> SET PROBLEM:
Transcribe the records that follow, preserving every word.
━━━━━━━━
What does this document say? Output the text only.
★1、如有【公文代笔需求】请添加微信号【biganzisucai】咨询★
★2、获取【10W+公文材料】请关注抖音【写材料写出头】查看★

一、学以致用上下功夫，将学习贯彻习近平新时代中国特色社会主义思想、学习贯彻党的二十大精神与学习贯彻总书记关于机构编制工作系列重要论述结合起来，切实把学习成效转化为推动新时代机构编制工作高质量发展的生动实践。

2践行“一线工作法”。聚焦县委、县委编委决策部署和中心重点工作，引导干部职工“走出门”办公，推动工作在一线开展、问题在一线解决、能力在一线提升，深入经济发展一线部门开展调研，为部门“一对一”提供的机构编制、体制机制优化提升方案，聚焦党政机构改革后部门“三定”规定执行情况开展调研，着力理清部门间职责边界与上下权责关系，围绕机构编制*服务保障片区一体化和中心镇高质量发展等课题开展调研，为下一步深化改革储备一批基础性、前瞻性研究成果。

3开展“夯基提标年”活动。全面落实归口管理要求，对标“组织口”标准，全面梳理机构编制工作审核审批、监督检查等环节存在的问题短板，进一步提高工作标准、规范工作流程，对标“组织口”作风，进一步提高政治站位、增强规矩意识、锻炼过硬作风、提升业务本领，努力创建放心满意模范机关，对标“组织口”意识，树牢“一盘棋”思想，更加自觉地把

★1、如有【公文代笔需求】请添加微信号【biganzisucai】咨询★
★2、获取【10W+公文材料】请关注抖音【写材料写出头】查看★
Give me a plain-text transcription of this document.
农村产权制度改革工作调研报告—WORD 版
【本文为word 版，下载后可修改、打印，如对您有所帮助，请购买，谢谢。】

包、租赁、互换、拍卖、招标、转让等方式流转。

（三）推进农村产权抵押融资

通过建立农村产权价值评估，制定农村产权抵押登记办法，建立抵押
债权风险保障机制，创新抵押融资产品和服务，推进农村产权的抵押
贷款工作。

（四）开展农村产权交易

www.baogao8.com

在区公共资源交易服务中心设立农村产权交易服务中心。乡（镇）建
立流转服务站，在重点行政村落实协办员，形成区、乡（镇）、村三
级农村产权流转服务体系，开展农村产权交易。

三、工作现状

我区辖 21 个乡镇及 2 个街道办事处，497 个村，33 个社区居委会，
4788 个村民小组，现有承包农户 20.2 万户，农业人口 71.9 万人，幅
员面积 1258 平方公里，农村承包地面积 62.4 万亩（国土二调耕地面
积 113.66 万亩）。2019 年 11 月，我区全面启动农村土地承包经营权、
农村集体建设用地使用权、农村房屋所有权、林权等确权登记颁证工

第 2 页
━━━━━━━━
> WRITTEN REPLY:
What does this document say? Output the text only.
★1、如有【公文代笔需求】请添加微信号【biganzisucai】咨询★
★2、获取【10W+公文材料】请关注抖音【写材料写出头】查看★

一、学以致用上下功夫，将学习贯彻习近平新时代中国特色社会主义思想、学习贯彻党的二十大精神与学习贯彻总书记关于机构编制工作系列重要论述结合起来，切实把学习成效转化为推动新时代机构编制工作高质量发展的生动实践。

2践行“一线工作法”。聚焦县委、县委编委决策部署和中心重点工作，引导干部职工“走出门”办公，推动工作在一线开展、问题在一线解决、能力在一线提升，深入经济发展一线部门开展调研，为部门“一对一”提供的机构编制、体制机制优化提升方案，聚焦党政机构改革后部门“三定”规定执行情况开展调研，着力理清部门间职责边界与上下权责关系，围绕机构编制*服务保障片区一体化和中心镇高质量发展等课题开展调研，为下一步深化改革储备一批基础性、前瞻性研究成果。

3开展“夯基提标年”活动。全面落实归口管理要求，对标“组织口”标准，全面梳理机构编制工作审核审批、监督检查等环节存在的问题短板，进一步提高工作标准、规范工作流程，对标“组织口”作风，进一步提高政治站位、增强规矩意识、锻炼过硬作风、提升业务本领，努力创建放心满意模范机关，对标“组织口”意识，树牢“一盘棋”思想，更加自觉地把

★1、如有【公文代笔需求】请添加微信号【biganzisucai】咨询★
★2、获取【10W+公文材料】请关注抖音【写材料写出头】查看★
Give me a plain-text transcription of this document.
农村产权制度改革工作调研报告—WORD 版
【本文为word 版，下载后可修改、打印，如对您有所帮助，请购买，谢谢。】

包、租赁、互换、拍卖、招标、转让等方式流转。

（三）推进农村产权抵押融资

通过建立农村产权价值评估，制定农村产权抵押登记办法，建立抵押
债权风险保障机制，创新抵押融资产品和服务，推进农村产权的抵押
贷款工作。

（四）开展农村产权交易

www.baogao8.com

在区公共资源交易服务中心设立农村产权交易服务中心。乡（镇）建
立流转服务站，在重点行政村落实协办员，形成区、乡（镇）、村三
级农村产权流转服务体系，开展农村产权交易。

三、工作现状

我区辖 21 个乡镇及 2 个街道办事处，497 个村，33 个社区居委会，
4788 个村民小组，现有承包农户 20.2 万户，农业人口 71.9 万人，幅
员面积 1258 平方公里，农村承包地面积 62.4 万亩（国土二调耕地面
积 113.66 万亩）。2019 年 11 月，我区全面启动农村土地承包经营权、
农村集体建设用地使用权、农村房屋所有权、林权等确权登记颁证工

第 2 页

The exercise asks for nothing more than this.